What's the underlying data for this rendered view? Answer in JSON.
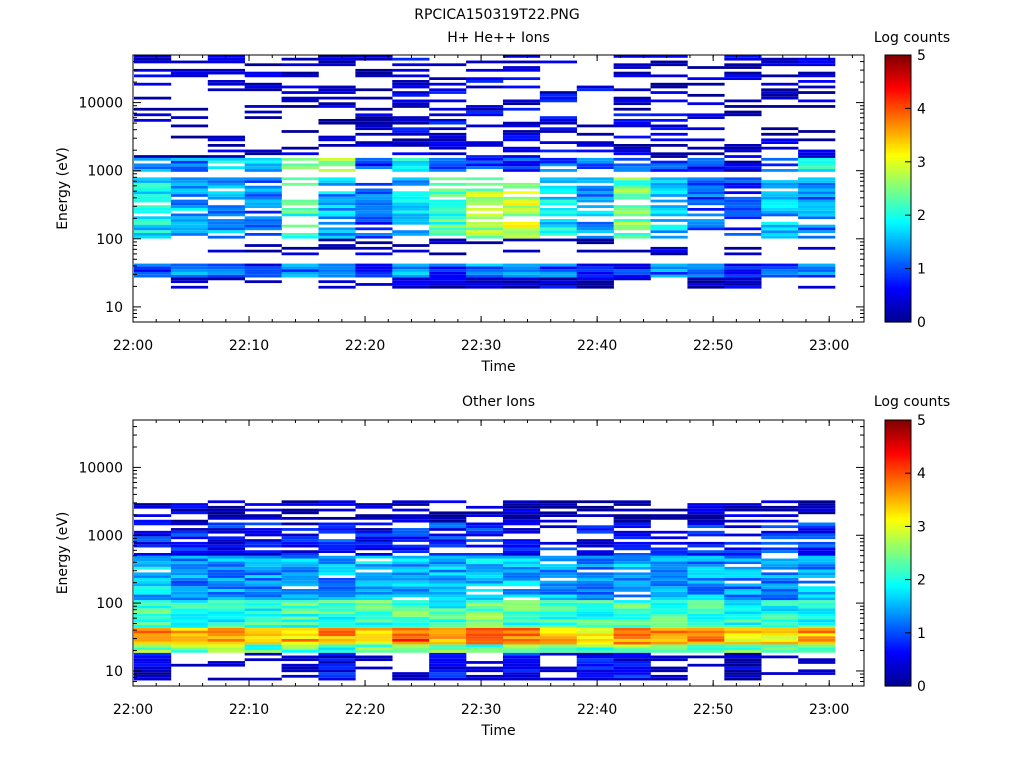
{
  "figure_title": "RPCICA150319T22.PNG",
  "colors": {
    "cmap": [
      "#00008f",
      "#0000ff",
      "#007fff",
      "#00ffff",
      "#7fff7f",
      "#ffff00",
      "#ff7f00",
      "#ff0000",
      "#7f0000"
    ]
  },
  "chart_data": [
    {
      "type": "heatmap",
      "title": "H+ He++ Ions",
      "xlabel": "Time",
      "ylabel": "Energy (eV)",
      "colorbar_label": "Log counts",
      "colorbar_ticks": [
        "0",
        "1",
        "2",
        "3",
        "4",
        "5"
      ],
      "clim": [
        0,
        5
      ],
      "xlim": [
        "22:00",
        "23:03"
      ],
      "ylim": [
        6,
        50000
      ],
      "yscale": "log",
      "x_ticks": [
        "22:00",
        "22:10",
        "22:20",
        "22:30",
        "22:40",
        "22:50",
        "23:00"
      ],
      "y_ticks": [
        "10",
        "100",
        "1000",
        "10000"
      ],
      "n_time_bins": 19,
      "n_energy_bins": 96,
      "energy_range": [
        6,
        50000
      ],
      "bands": [
        {
          "c": 0,
          "lo": 28,
          "hi": 45,
          "v": [
            0.9,
            1.2,
            1.1,
            0.6,
            1.2,
            1.2,
            0.7,
            1.3,
            1.0,
            1.3,
            1.2,
            1.0,
            0.8,
            0.7,
            1.2,
            1.0,
            0.5,
            0.9,
            1.1
          ],
          "d": 1.0
        },
        {
          "c": 0,
          "lo": 18,
          "hi": 28,
          "v": [
            0,
            0,
            0,
            0,
            0,
            0,
            0,
            0.2,
            0.2,
            0.2,
            0.3,
            0.4,
            0.2,
            0,
            0,
            0.3,
            0.3,
            0,
            0
          ],
          "d": 1.0
        },
        {
          "c": 1,
          "lo": 100,
          "hi": 800,
          "v": [
            1.8,
            1.5,
            1.4,
            1.2,
            2.2,
            1.5,
            1.0,
            1.6,
            2.2,
            2.7,
            2.8,
            1.8,
            1.4,
            2.4,
            1.6,
            1.0,
            0.9,
            1.5,
            1.3
          ],
          "d": 0.75
        },
        {
          "c": 1,
          "lo": 1000,
          "hi": 1500,
          "v": [
            1.4,
            1.2,
            1.7,
            1.5,
            2.3,
            2.6,
            1.0,
            1.8,
            1.2,
            1.0,
            0.9,
            1.0,
            1.2,
            1.3,
            1.0,
            0.8,
            0.3,
            1.1,
            1.9
          ],
          "d": 0.8
        },
        {
          "c": 0,
          "lo": 1500,
          "hi": 50000,
          "v": [
            0.3,
            0.2,
            0.2,
            0.2,
            0.2,
            0.2,
            0.3,
            0.4,
            0.5,
            0.5,
            0.5,
            0.5,
            0.4,
            0.4,
            0.3,
            0.3,
            0.3,
            0.2,
            0.2
          ],
          "d": 0.35
        },
        {
          "c": 0,
          "lo": 60,
          "hi": 100,
          "v": [
            0.2,
            0,
            0,
            0.1,
            0.1,
            0.1,
            0.2,
            0.3,
            0.2,
            0.3,
            0.2,
            0.3,
            0.2,
            0.2,
            0.2,
            0.2,
            0.1,
            0,
            0
          ],
          "d": 0.35
        }
      ]
    },
    {
      "type": "heatmap",
      "title": "Other Ions",
      "xlabel": "Time",
      "ylabel": "Energy (eV)",
      "colorbar_label": "Log counts",
      "colorbar_ticks": [
        "0",
        "1",
        "2",
        "3",
        "4",
        "5"
      ],
      "clim": [
        0,
        5
      ],
      "xlim": [
        "22:00",
        "23:03"
      ],
      "ylim": [
        6,
        50000
      ],
      "yscale": "log",
      "x_ticks": [
        "22:00",
        "22:10",
        "22:20",
        "22:30",
        "22:40",
        "22:50",
        "23:00"
      ],
      "y_ticks": [
        "10",
        "100",
        "1000",
        "10000"
      ],
      "n_time_bins": 19,
      "n_energy_bins": 96,
      "energy_range": [
        6,
        50000
      ],
      "bands": [
        {
          "c": 1,
          "lo": 25,
          "hi": 45,
          "v": [
            3.6,
            3.5,
            3.4,
            3.5,
            3.5,
            3.6,
            3.2,
            3.9,
            3.6,
            3.7,
            3.7,
            3.4,
            3.3,
            3.6,
            3.7,
            3.6,
            3.2,
            3.3,
            3.5
          ],
          "d": 1.0
        },
        {
          "c": 1,
          "lo": 45,
          "hi": 110,
          "v": [
            2.2,
            2.0,
            2.0,
            2.1,
            2.2,
            2.1,
            2.2,
            2.3,
            2.1,
            2.3,
            2.2,
            2.1,
            2.1,
            2.2,
            2.1,
            2.2,
            2.0,
            2.0,
            2.1
          ],
          "d": 1.0
        },
        {
          "c": 1,
          "lo": 110,
          "hi": 500,
          "v": [
            1.6,
            1.3,
            1.4,
            1.4,
            1.5,
            1.4,
            1.6,
            1.5,
            1.5,
            1.6,
            1.5,
            1.4,
            1.3,
            1.5,
            1.5,
            1.4,
            1.3,
            1.4,
            1.4
          ],
          "d": 0.95
        },
        {
          "c": 0,
          "lo": 500,
          "hi": 1500,
          "v": [
            0.8,
            0.7,
            0.7,
            0.6,
            0.6,
            0.8,
            0.6,
            0.7,
            0.8,
            0.9,
            0.7,
            0.7,
            0.6,
            0.6,
            0.7,
            0.8,
            0.6,
            0.9,
            0.8
          ],
          "d": 0.75
        },
        {
          "c": 0,
          "lo": 1500,
          "hi": 3200,
          "v": [
            0.3,
            0.3,
            0.2,
            0.2,
            0.2,
            0.3,
            0.2,
            0.2,
            0.2,
            0.2,
            0.2,
            0.2,
            0.2,
            0.2,
            0.2,
            0.2,
            0.2,
            0.3,
            0.3
          ],
          "d": 0.6
        },
        {
          "c": 1,
          "lo": 18,
          "hi": 25,
          "v": [
            2.4,
            2.5,
            2.6,
            2.3,
            2.3,
            1.8,
            2.4,
            2.5,
            2.6,
            2.3,
            2.6,
            2.5,
            2.3,
            2.5,
            2.2,
            2.3,
            2.4,
            2.1,
            2.2
          ],
          "d": 1.0
        },
        {
          "c": 0,
          "lo": 7,
          "hi": 18,
          "v": [
            0.4,
            0,
            0,
            0,
            0,
            0.5,
            0,
            0,
            0.6,
            0,
            0.7,
            0,
            0.6,
            0.6,
            0,
            0,
            0.3,
            0,
            0
          ],
          "d": 1.0
        }
      ]
    }
  ]
}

→ **Task to complete**
Copy every record character for character. Skip the pictures.

→ **Response to this exercise**
What's the underlying data for this rendered view? Answer in JSON.
{
  "figure_title": "RPCICA150319T22.PNG",
  "colors": {
    "cmap": [
      "#00008f",
      "#0000ff",
      "#007fff",
      "#00ffff",
      "#7fff7f",
      "#ffff00",
      "#ff7f00",
      "#ff0000",
      "#7f0000"
    ]
  },
  "chart_data": [
    {
      "type": "heatmap",
      "title": "H+ He++ Ions",
      "xlabel": "Time",
      "ylabel": "Energy (eV)",
      "colorbar_label": "Log counts",
      "colorbar_ticks": [
        "0",
        "1",
        "2",
        "3",
        "4",
        "5"
      ],
      "clim": [
        0,
        5
      ],
      "xlim": [
        "22:00",
        "23:03"
      ],
      "ylim": [
        6,
        50000
      ],
      "yscale": "log",
      "x_ticks": [
        "22:00",
        "22:10",
        "22:20",
        "22:30",
        "22:40",
        "22:50",
        "23:00"
      ],
      "y_ticks": [
        "10",
        "100",
        "1000",
        "10000"
      ],
      "n_time_bins": 19,
      "n_energy_bins": 96,
      "energy_range": [
        6,
        50000
      ],
      "bands": [
        {
          "c": 0,
          "lo": 28,
          "hi": 45,
          "v": [
            0.9,
            1.2,
            1.1,
            0.6,
            1.2,
            1.2,
            0.7,
            1.3,
            1.0,
            1.3,
            1.2,
            1.0,
            0.8,
            0.7,
            1.2,
            1.0,
            0.5,
            0.9,
            1.1
          ],
          "d": 1.0
        },
        {
          "c": 0,
          "lo": 18,
          "hi": 28,
          "v": [
            0,
            0,
            0,
            0,
            0,
            0,
            0,
            0.2,
            0.2,
            0.2,
            0.3,
            0.4,
            0.2,
            0,
            0,
            0.3,
            0.3,
            0,
            0
          ],
          "d": 1.0
        },
        {
          "c": 1,
          "lo": 100,
          "hi": 800,
          "v": [
            1.8,
            1.5,
            1.4,
            1.2,
            2.2,
            1.5,
            1.0,
            1.6,
            2.2,
            2.7,
            2.8,
            1.8,
            1.4,
            2.4,
            1.6,
            1.0,
            0.9,
            1.5,
            1.3
          ],
          "d": 0.75
        },
        {
          "c": 1,
          "lo": 1000,
          "hi": 1500,
          "v": [
            1.4,
            1.2,
            1.7,
            1.5,
            2.3,
            2.6,
            1.0,
            1.8,
            1.2,
            1.0,
            0.9,
            1.0,
            1.2,
            1.3,
            1.0,
            0.8,
            0.3,
            1.1,
            1.9
          ],
          "d": 0.8
        },
        {
          "c": 0,
          "lo": 1500,
          "hi": 50000,
          "v": [
            0.3,
            0.2,
            0.2,
            0.2,
            0.2,
            0.2,
            0.3,
            0.4,
            0.5,
            0.5,
            0.5,
            0.5,
            0.4,
            0.4,
            0.3,
            0.3,
            0.3,
            0.2,
            0.2
          ],
          "d": 0.35
        },
        {
          "c": 0,
          "lo": 60,
          "hi": 100,
          "v": [
            0.2,
            0,
            0,
            0.1,
            0.1,
            0.1,
            0.2,
            0.3,
            0.2,
            0.3,
            0.2,
            0.3,
            0.2,
            0.2,
            0.2,
            0.2,
            0.1,
            0,
            0
          ],
          "d": 0.35
        }
      ]
    },
    {
      "type": "heatmap",
      "title": "Other Ions",
      "xlabel": "Time",
      "ylabel": "Energy (eV)",
      "colorbar_label": "Log counts",
      "colorbar_ticks": [
        "0",
        "1",
        "2",
        "3",
        "4",
        "5"
      ],
      "clim": [
        0,
        5
      ],
      "xlim": [
        "22:00",
        "23:03"
      ],
      "ylim": [
        6,
        50000
      ],
      "yscale": "log",
      "x_ticks": [
        "22:00",
        "22:10",
        "22:20",
        "22:30",
        "22:40",
        "22:50",
        "23:00"
      ],
      "y_ticks": [
        "10",
        "100",
        "1000",
        "10000"
      ],
      "n_time_bins": 19,
      "n_energy_bins": 96,
      "energy_range": [
        6,
        50000
      ],
      "bands": [
        {
          "c": 1,
          "lo": 25,
          "hi": 45,
          "v": [
            3.6,
            3.5,
            3.4,
            3.5,
            3.5,
            3.6,
            3.2,
            3.9,
            3.6,
            3.7,
            3.7,
            3.4,
            3.3,
            3.6,
            3.7,
            3.6,
            3.2,
            3.3,
            3.5
          ],
          "d": 1.0
        },
        {
          "c": 1,
          "lo": 45,
          "hi": 110,
          "v": [
            2.2,
            2.0,
            2.0,
            2.1,
            2.2,
            2.1,
            2.2,
            2.3,
            2.1,
            2.3,
            2.2,
            2.1,
            2.1,
            2.2,
            2.1,
            2.2,
            2.0,
            2.0,
            2.1
          ],
          "d": 1.0
        },
        {
          "c": 1,
          "lo": 110,
          "hi": 500,
          "v": [
            1.6,
            1.3,
            1.4,
            1.4,
            1.5,
            1.4,
            1.6,
            1.5,
            1.5,
            1.6,
            1.5,
            1.4,
            1.3,
            1.5,
            1.5,
            1.4,
            1.3,
            1.4,
            1.4
          ],
          "d": 0.95
        },
        {
          "c": 0,
          "lo": 500,
          "hi": 1500,
          "v": [
            0.8,
            0.7,
            0.7,
            0.6,
            0.6,
            0.8,
            0.6,
            0.7,
            0.8,
            0.9,
            0.7,
            0.7,
            0.6,
            0.6,
            0.7,
            0.8,
            0.6,
            0.9,
            0.8
          ],
          "d": 0.75
        },
        {
          "c": 0,
          "lo": 1500,
          "hi": 3200,
          "v": [
            0.3,
            0.3,
            0.2,
            0.2,
            0.2,
            0.3,
            0.2,
            0.2,
            0.2,
            0.2,
            0.2,
            0.2,
            0.2,
            0.2,
            0.2,
            0.2,
            0.2,
            0.3,
            0.3
          ],
          "d": 0.6
        },
        {
          "c": 1,
          "lo": 18,
          "hi": 25,
          "v": [
            2.4,
            2.5,
            2.6,
            2.3,
            2.3,
            1.8,
            2.4,
            2.5,
            2.6,
            2.3,
            2.6,
            2.5,
            2.3,
            2.5,
            2.2,
            2.3,
            2.4,
            2.1,
            2.2
          ],
          "d": 1.0
        },
        {
          "c": 0,
          "lo": 7,
          "hi": 18,
          "v": [
            0.4,
            0,
            0,
            0,
            0,
            0.5,
            0,
            0,
            0.6,
            0,
            0.7,
            0,
            0.6,
            0.6,
            0,
            0,
            0.3,
            0,
            0
          ],
          "d": 1.0
        }
      ]
    }
  ]
}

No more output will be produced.